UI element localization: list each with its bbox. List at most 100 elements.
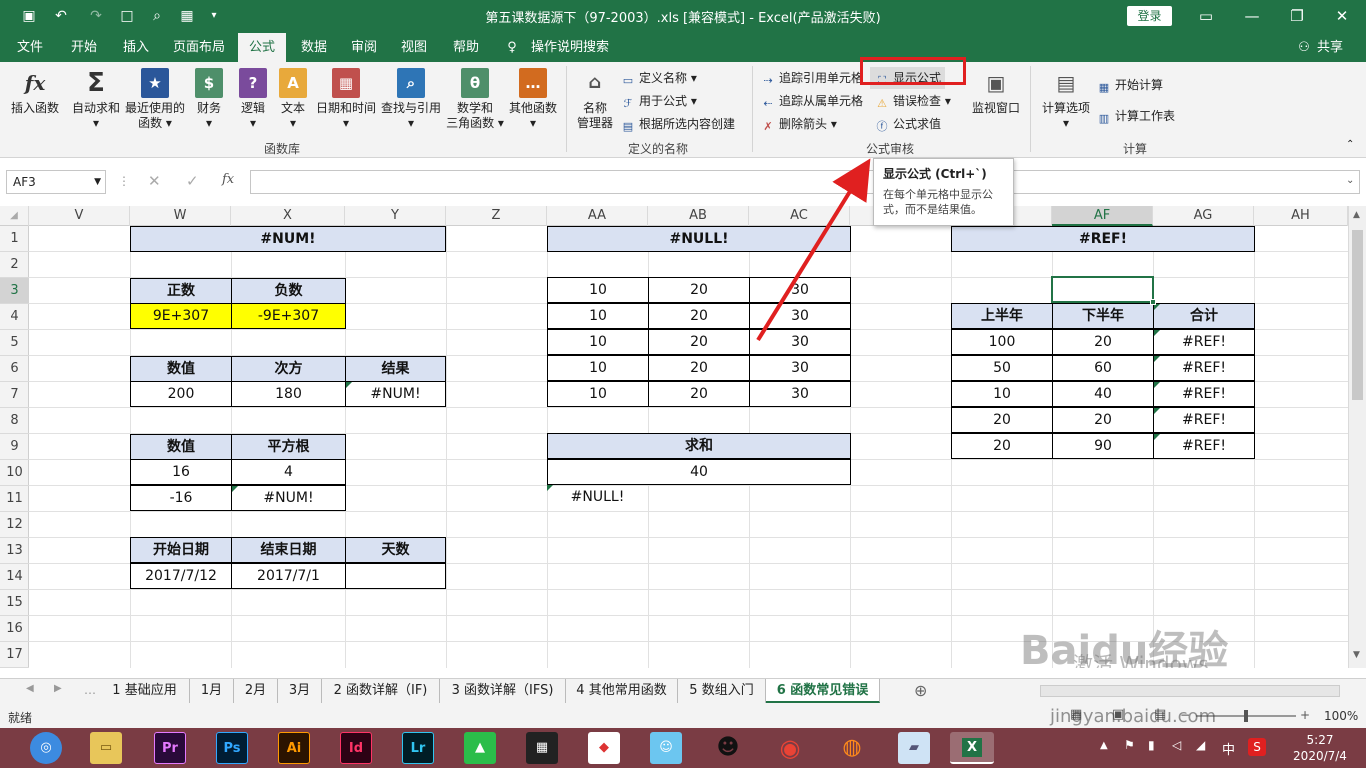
table-header[interactable]: 数值 bbox=[130, 356, 232, 382]
tab-view[interactable]: 视图 bbox=[392, 33, 436, 62]
close-icon[interactable]: ✕ bbox=[1322, 4, 1362, 28]
table-cell[interactable]: 30 bbox=[749, 303, 851, 329]
table-cell-error[interactable]: #REF! bbox=[1153, 407, 1255, 433]
sheet-tab[interactable]: 2 函数详解（IF) bbox=[322, 679, 440, 703]
sheet-tab[interactable]: 5 数组入门 bbox=[678, 679, 766, 703]
notepad-icon[interactable]: ▰ bbox=[898, 732, 930, 764]
video-editor-icon[interactable]: ▦ bbox=[526, 732, 558, 764]
row-header[interactable]: 1 bbox=[0, 226, 29, 252]
column-header[interactable]: W bbox=[130, 206, 231, 226]
column-header[interactable]: AG bbox=[1153, 206, 1254, 226]
sheet-tab[interactable]: 1月 bbox=[190, 679, 234, 703]
table-cell[interactable]: 20 bbox=[648, 381, 750, 407]
table-cell[interactable]: 20 bbox=[951, 407, 1053, 433]
tab-insert[interactable]: 插入 bbox=[114, 33, 158, 62]
table-title[interactable]: #NULL! bbox=[547, 226, 851, 252]
enter-icon[interactable]: ✓ bbox=[186, 172, 199, 190]
prev-sheet-icon[interactable]: ◀ bbox=[26, 683, 34, 694]
table-header[interactable]: 正数 bbox=[130, 278, 232, 304]
sheet-tab[interactable]: 3月 bbox=[278, 679, 322, 703]
remove-arrows-button[interactable]: ✗ 删除箭头 ▾ bbox=[760, 113, 836, 135]
row-header[interactable]: 9 bbox=[0, 434, 29, 460]
row-header[interactable]: 16 bbox=[0, 616, 29, 642]
table-cell-error[interactable]: #NUM! bbox=[231, 485, 346, 511]
table-cell[interactable]: 20 bbox=[1052, 329, 1154, 355]
tab-file[interactable]: 文件 bbox=[8, 33, 52, 62]
worksheet-grid[interactable]: #NUM! 正数 负数 9E+307 -9E+307 数值 次方 结果 200 … bbox=[29, 226, 1348, 668]
evaluate-formula-button[interactable]: ⓕ 公式求值 bbox=[874, 113, 942, 135]
table-title[interactable]: #REF! bbox=[951, 226, 1255, 252]
table-cell[interactable]: 10 bbox=[547, 381, 649, 407]
tab-help[interactable]: 帮助 bbox=[444, 33, 488, 62]
table-cell[interactable]: 20 bbox=[648, 277, 750, 303]
table-cell[interactable]: 10 bbox=[547, 303, 649, 329]
tab-home[interactable]: 开始 bbox=[62, 33, 106, 62]
table-cell[interactable] bbox=[345, 563, 446, 589]
active-cell-selection[interactable] bbox=[1051, 276, 1156, 305]
table-header[interactable]: 平方根 bbox=[231, 434, 346, 460]
green-app-icon[interactable]: ▲ bbox=[464, 732, 496, 764]
add-sheet-icon[interactable]: ⊕ bbox=[914, 681, 927, 700]
expand-formula-icon[interactable]: ⌄ bbox=[1346, 175, 1354, 186]
table-cell[interactable]: 2017/7/1 bbox=[231, 563, 346, 589]
table-cell[interactable]: 20 bbox=[951, 433, 1053, 459]
tab-data[interactable]: 数据 bbox=[292, 33, 336, 62]
table-cell[interactable]: 40 bbox=[1052, 381, 1154, 407]
row-header[interactable]: 10 bbox=[0, 460, 29, 486]
table-cell[interactable]: 2017/7/12 bbox=[130, 563, 232, 589]
tab-formulas[interactable]: 公式 bbox=[238, 33, 286, 62]
insert-function-button[interactable]: fx 插入函数 bbox=[6, 68, 64, 116]
insert-function-icon[interactable]: fx bbox=[222, 172, 234, 187]
row-header[interactable]: 13 bbox=[0, 538, 29, 564]
scroll-up-icon[interactable]: ▲ bbox=[1353, 210, 1360, 220]
table-cell[interactable]: -9E+307 bbox=[231, 303, 346, 329]
browser-icon[interactable]: ◍ bbox=[836, 732, 868, 764]
qq-icon[interactable]: ☻ bbox=[712, 732, 744, 764]
row-header[interactable]: 5 bbox=[0, 330, 29, 356]
calc-sheet-button[interactable]: ▥ 计算工作表 bbox=[1096, 105, 1175, 127]
column-header[interactable]: X bbox=[231, 206, 345, 226]
table-header[interactable]: 数值 bbox=[130, 434, 232, 460]
row-header-selected[interactable]: 3 bbox=[0, 278, 29, 304]
create-from-selection-button[interactable]: ▤ 根据所选内容创建 bbox=[620, 113, 735, 135]
table-cell-error[interactable]: #REF! bbox=[1153, 355, 1255, 381]
logical-button[interactable]: ? 逻辑 ▾ bbox=[234, 68, 272, 131]
table-cell[interactable]: 9E+307 bbox=[130, 303, 232, 329]
calc-now-button[interactable]: ▦ 开始计算 bbox=[1096, 74, 1163, 96]
table-cell[interactable]: 20 bbox=[1052, 407, 1154, 433]
row-header[interactable]: 11 bbox=[0, 486, 29, 512]
use-in-formula-button[interactable]: ℱ 用于公式 ▾ bbox=[620, 90, 697, 112]
table-header[interactable]: 天数 bbox=[345, 537, 446, 563]
mascot-app-icon[interactable]: ☺ bbox=[650, 732, 682, 764]
sheet-tab[interactable]: 4 其他常用函数 bbox=[566, 679, 678, 703]
watch-window-button[interactable]: ▣ 监视窗口 bbox=[968, 68, 1024, 116]
namebox-dropdown-icon[interactable]: ▼ bbox=[94, 171, 101, 193]
vertical-scrollbar[interactable]: ▲ ▼ bbox=[1348, 206, 1366, 668]
row-header[interactable]: 14 bbox=[0, 564, 29, 590]
row-header[interactable]: 4 bbox=[0, 304, 29, 330]
table-cell[interactable]: 30 bbox=[749, 355, 851, 381]
fill-handle[interactable] bbox=[1150, 299, 1156, 305]
calc-options-button[interactable]: ▤ 计算选项 ▾ bbox=[1036, 68, 1096, 131]
tray-speaker-icon[interactable]: ◁ bbox=[1172, 738, 1181, 752]
collapse-ribbon-icon[interactable]: ⌃ bbox=[1346, 134, 1354, 156]
tray-wifi-icon[interactable]: ◢ bbox=[1196, 738, 1205, 752]
table-cell[interactable]: 100 bbox=[951, 329, 1053, 355]
table-cell[interactable]: 20 bbox=[648, 329, 750, 355]
cancel-icon[interactable]: ✕ bbox=[148, 172, 161, 190]
trace-precedents-button[interactable]: ⇢ 追踪引用单元格 bbox=[760, 67, 863, 89]
lightroom-icon[interactable]: Lr bbox=[402, 732, 434, 764]
table-cell[interactable]: 4 bbox=[231, 459, 346, 485]
table-header[interactable]: 上半年 bbox=[951, 303, 1053, 329]
autosum-button[interactable]: Σ 自动求和 ▾ bbox=[68, 68, 124, 131]
row-header[interactable]: 2 bbox=[0, 252, 29, 278]
tab-page-layout[interactable]: 页面布局 bbox=[166, 33, 232, 62]
scroll-thumb[interactable] bbox=[1352, 230, 1363, 400]
column-header[interactable]: AC bbox=[749, 206, 850, 226]
lookup-button[interactable]: ⌕ 查找与引用 ▾ bbox=[380, 68, 442, 131]
row-header[interactable]: 8 bbox=[0, 408, 29, 434]
recently-used-button[interactable]: ★ 最近使用的 函数 ▾ bbox=[124, 68, 186, 131]
table-cell-error[interactable]: #REF! bbox=[1153, 433, 1255, 459]
table-header[interactable]: 下半年 bbox=[1052, 303, 1154, 329]
tray-battery-icon[interactable]: ▮ bbox=[1148, 738, 1155, 752]
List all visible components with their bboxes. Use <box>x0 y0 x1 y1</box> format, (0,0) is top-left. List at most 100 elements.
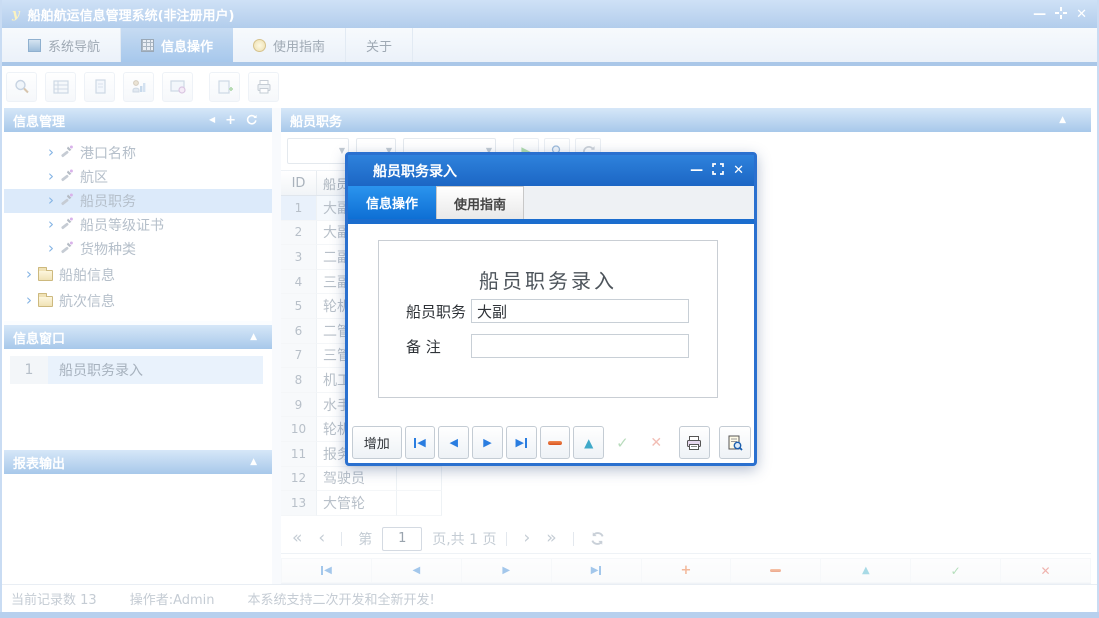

## [TASK PROMPT]
Give every line of the records above as a JSON list of strings, one string per line, skipping blank lines and leaving out the pictures.

## [TASK ANSWER]
[
  "UI element localization: list each with its bbox. List at most 100 elements.",
  "table-header[interactable]: 数值 bbox=[130, 356, 232, 382]",
  "tab-view[interactable]: 视图 bbox=[392, 33, 436, 62]",
  "close-icon[interactable]: ✕ bbox=[1322, 4, 1362, 28]",
  "table-cell[interactable]: 30 bbox=[749, 303, 851, 329]",
  "table-cell-error[interactable]: #REF! bbox=[1153, 407, 1255, 433]",
  "sheet-tab[interactable]: 2 函数详解（IF) bbox=[322, 679, 440, 703]",
  "sheet-tab[interactable]: 5 数组入门 bbox=[678, 679, 766, 703]",
  "notepad-icon[interactable]: ▰ bbox=[898, 732, 930, 764]",
  "video-editor-icon[interactable]: ▦ bbox=[526, 732, 558, 764]",
  "row-header[interactable]: 1 bbox=[0, 226, 29, 252]",
  "column-header[interactable]: W bbox=[130, 206, 231, 226]",
  "column-header[interactable]: AG bbox=[1153, 206, 1254, 226]",
  "sheet-tab[interactable]: 1月 bbox=[190, 679, 234, 703]",
  "table-cell[interactable]: 20 bbox=[648, 381, 750, 407]",
  "table-cell[interactable]: 20 bbox=[951, 407, 1053, 433]",
  "tab-insert[interactable]: 插入 bbox=[114, 33, 158, 62]",
  "table-title[interactable]: #NULL! bbox=[547, 226, 851, 252]",
  "enter-icon[interactable]: ✓ bbox=[186, 172, 199, 190]",
  "prev-sheet-icon[interactable]: ◀ bbox=[26, 683, 34, 694]",
  "table-header[interactable]: 正数 bbox=[130, 278, 232, 304]",
  "sheet-tab[interactable]: 3月 bbox=[278, 679, 322, 703]",
  "remove-arrows-button[interactable]: ✗ 删除箭头 ▾ bbox=[760, 113, 836, 135]",
  "row-header[interactable]: 9 bbox=[0, 434, 29, 460]",
  "row-header[interactable]: 16 bbox=[0, 616, 29, 642]",
  "table-cell-error[interactable]: #NUM! bbox=[231, 485, 346, 511]",
  "table-cell[interactable]: 20 bbox=[1052, 329, 1154, 355]",
  "tab-file[interactable]: 文件 bbox=[8, 33, 52, 62]",
  "worksheet-grid[interactable]: #NUM! 正数 负数 9E+307 -9E+307 数值 次方 结果 200 … bbox=[29, 226, 1348, 668]",
  "evaluate-formula-button[interactable]: ⓕ 公式求值 bbox=[874, 113, 942, 135]",
  "table-title[interactable]: #REF! bbox=[951, 226, 1255, 252]",
  "table-cell[interactable]: 10 bbox=[547, 381, 649, 407]",
  "tab-help[interactable]: 帮助 bbox=[444, 33, 488, 62]",
  "table-cell[interactable]: 20 bbox=[648, 277, 750, 303]",
  "table-cell[interactable]: 10 bbox=[547, 303, 649, 329]",
  "tab-home[interactable]: 开始 bbox=[62, 33, 106, 62]",
  "table-cell[interactable] bbox=[345, 563, 446, 589]",
  "active-cell-selection[interactable] bbox=[1051, 276, 1156, 305]",
  "table-header[interactable]: 平方根 bbox=[231, 434, 346, 460]",
  "green-app-icon[interactable]: ▲ bbox=[464, 732, 496, 764]",
  "add-sheet-icon[interactable]: ⊕ bbox=[914, 681, 927, 700]",
  "expand-formula-icon[interactable]: ⌄ bbox=[1346, 175, 1354, 186]",
  "table-cell[interactable]: 2017/7/1 bbox=[231, 563, 346, 589]",
  "table-cell[interactable]: 20 bbox=[951, 433, 1053, 459]",
  "tab-data[interactable]: 数据 bbox=[292, 33, 336, 62]",
  "table-cell[interactable]: 40 bbox=[1052, 381, 1154, 407]",
  "row-header[interactable]: 10 bbox=[0, 460, 29, 486]",
  "table-cell[interactable]: 2017/7/12 bbox=[130, 563, 232, 589]",
  "tab-formulas[interactable]: 公式 bbox=[238, 33, 286, 62]",
  "insert-function-button[interactable]: fx 插入函数 bbox=[6, 68, 64, 116]",
  "insert-function-icon[interactable]: fx bbox=[222, 172, 234, 187]",
  "row-header[interactable]: 13 bbox=[0, 538, 29, 564]",
  "scroll-up-icon[interactable]: ▲ bbox=[1353, 210, 1360, 220]",
  "table-cell[interactable]: -9E+307 bbox=[231, 303, 346, 329]",
  "browser-icon[interactable]: ◍ bbox=[836, 732, 868, 764]",
  "qq-icon[interactable]: ☻ bbox=[712, 732, 744, 764]",
  "row-header[interactable]: 5 bbox=[0, 330, 29, 356]",
  "calc-sheet-button[interactable]: ▥ 计算工作表 bbox=[1096, 105, 1175, 127]",
  "column-header[interactable]: X bbox=[231, 206, 345, 226]",
  "table-header[interactable]: 数值 bbox=[130, 434, 232, 460]",
  "row-header-selected[interactable]: 3 bbox=[0, 278, 29, 304]",
  "create-from-selection-button[interactable]: ▤ 根据所选内容创建 bbox=[620, 113, 735, 135]",
  "table-cell-error[interactable]: #REF! bbox=[1153, 355, 1255, 381]",
  "logical-button[interactable]: ? 逻辑 ▾ bbox=[234, 68, 272, 131]",
  "table-cell[interactable]: 9E+307 bbox=[130, 303, 232, 329]",
  "calc-now-button[interactable]: ▦ 开始计算 bbox=[1096, 74, 1163, 96]",
  "table-cell[interactable]: 20 bbox=[1052, 407, 1154, 433]",
  "row-header[interactable]: 11 bbox=[0, 486, 29, 512]",
  "use-in-formula-button[interactable]: ℱ 用于公式 ▾ bbox=[620, 90, 697, 112]",
  "table-header[interactable]: 天数 bbox=[345, 537, 446, 563]",
  "mascot-app-icon[interactable]: ☺ bbox=[650, 732, 682, 764]",
  "sheet-tab[interactable]: 4 其他常用函数 bbox=[566, 679, 678, 703]",
  "watch-window-button[interactable]: ▣ 监视窗口 bbox=[968, 68, 1024, 116]",
  "namebox-dropdown-icon[interactable]: ▼ bbox=[94, 171, 101, 193]",
  "vertical-scrollbar[interactable]: ▲ ▼ bbox=[1348, 206, 1366, 668]",
  "row-header[interactable]: 14 bbox=[0, 564, 29, 590]",
  "row-header[interactable]: 4 bbox=[0, 304, 29, 330]",
  "table-cell[interactable]: 30 bbox=[749, 355, 851, 381]",
  "fill-handle[interactable] bbox=[1150, 299, 1156, 305]",
  "calc-options-button[interactable]: ▤ 计算选项 ▾ bbox=[1036, 68, 1096, 131]",
  "tray-speaker-icon[interactable]: ◁ bbox=[1172, 738, 1181, 752]",
  "collapse-ribbon-icon[interactable]: ⌃ bbox=[1346, 134, 1354, 156]",
  "tray-wifi-icon[interactable]: ◢ bbox=[1196, 738, 1205, 752]",
  "table-cell[interactable]: 100 bbox=[951, 329, 1053, 355]",
  "table-cell[interactable]: 20 bbox=[648, 329, 750, 355]",
  "cancel-icon[interactable]: ✕ bbox=[148, 172, 161, 190]",
  "trace-precedents-button[interactable]: ⇢ 追踪引用单元格 bbox=[760, 67, 863, 89]",
  "lightroom-icon[interactable]: Lr bbox=[402, 732, 434, 764]",
  "table-cell[interactable]: 4 bbox=[231, 459, 346, 485]",
  "table-header[interactable]: 上半年 bbox=[951, 303, 1053, 329]",
  "autosum-button[interactable]: Σ 自动求和 ▾ bbox=[68, 68, 124, 131]",
  "row-header[interactable]: 2 bbox=[0, 252, 29, 278]",
  "tab-page-layout[interactable]: 页面布局 bbox=[166, 33, 232, 62]",
  "scroll-thumb[interactable] bbox=[1352, 230, 1363, 400]",
  "column-header[interactable]: AC bbox=[749, 206, 850, 226]",
  "lookup-button[interactable]: ⌕ 查找与引用 ▾ bbox=[380, 68, 442, 131]",
  "row-header[interactable]: 8 bbox=[0, 408, 29, 434]",
  "recently-used-button[interactable]: ★ 最近使用的 函数 ▾ bbox=[124, 68, 186, 131]",
  "table-cell-error[interactable]: #REF! bbox=[1153, 433, 1255, 459]",
  "table-header[interactable]: 下半年 bbox=[1052, 303, 1154, 329]",
  "tray-battery-icon[interactable]: ▮ bbox=[1148, 738, 1155, 752]",
  "List all visible components with their bboxes. Use <box>x0 y0 x1 y1</box> format, (0,0) is top-left. List at most 100 elements."
]